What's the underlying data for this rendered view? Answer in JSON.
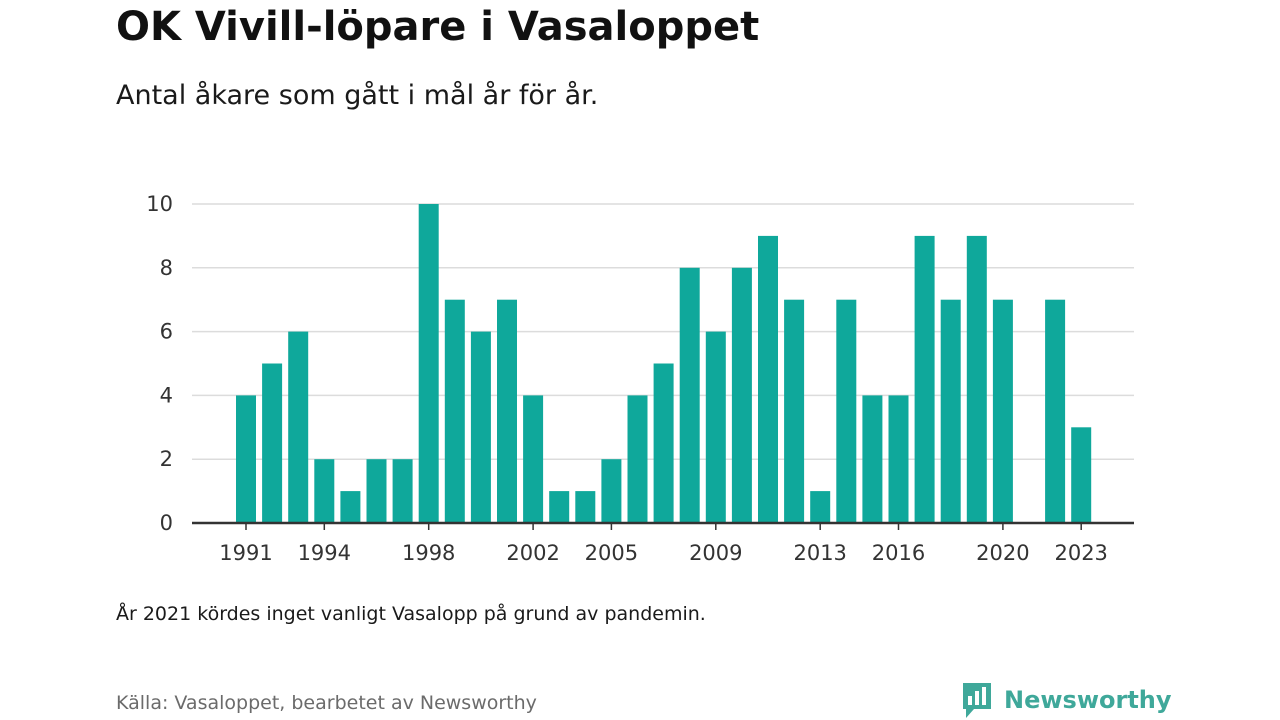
{
  "title": "OK Vivill-löpare i Vasaloppet",
  "subtitle": "Antal åkare som gått i mål år för år.",
  "note": "År 2021 kördes inget vanligt Vasalopp på grund av pandemin.",
  "source": "Källa: Vasaloppet, bearbetet av Newsworthy",
  "logo": {
    "text": "Newsworthy",
    "icon": "bar-chart-speech-bubble-icon"
  },
  "colors": {
    "bar": "#0fa89b",
    "grid": "#dcdcdc",
    "axis": "#333333",
    "logo": "#3fa89a"
  },
  "chart_data": {
    "type": "bar",
    "title": "OK Vivill-löpare i Vasaloppet",
    "subtitle": "Antal åkare som gått i mål år för år.",
    "xlabel": "",
    "ylabel": "",
    "categories": [
      "1991",
      "1992",
      "1993",
      "1994",
      "1995",
      "1996",
      "1997",
      "1998",
      "1999",
      "2000",
      "2001",
      "2002",
      "2003",
      "2004",
      "2005",
      "2006",
      "2007",
      "2008",
      "2009",
      "2010",
      "2011",
      "2012",
      "2013",
      "2014",
      "2015",
      "2016",
      "2017",
      "2018",
      "2019",
      "2020",
      "2021",
      "2022",
      "2023"
    ],
    "values": [
      4,
      5,
      6,
      2,
      1,
      2,
      2,
      10,
      7,
      6,
      7,
      4,
      1,
      1,
      2,
      4,
      5,
      8,
      6,
      8,
      9,
      7,
      1,
      7,
      4,
      4,
      9,
      7,
      9,
      7,
      0,
      7,
      3
    ],
    "x_tick_labels": [
      "1991",
      "1994",
      "1998",
      "2002",
      "2005",
      "2009",
      "2013",
      "2016",
      "2020",
      "2023"
    ],
    "y_ticks": [
      0,
      2,
      4,
      6,
      8,
      10
    ],
    "ylim": [
      0,
      10
    ],
    "grid": true,
    "legend": "none"
  }
}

WHAT IS ASKED –
A single figure is required: the number of lines above in which the word "löpare" occurs.

COMPLETE OUTPUT –
2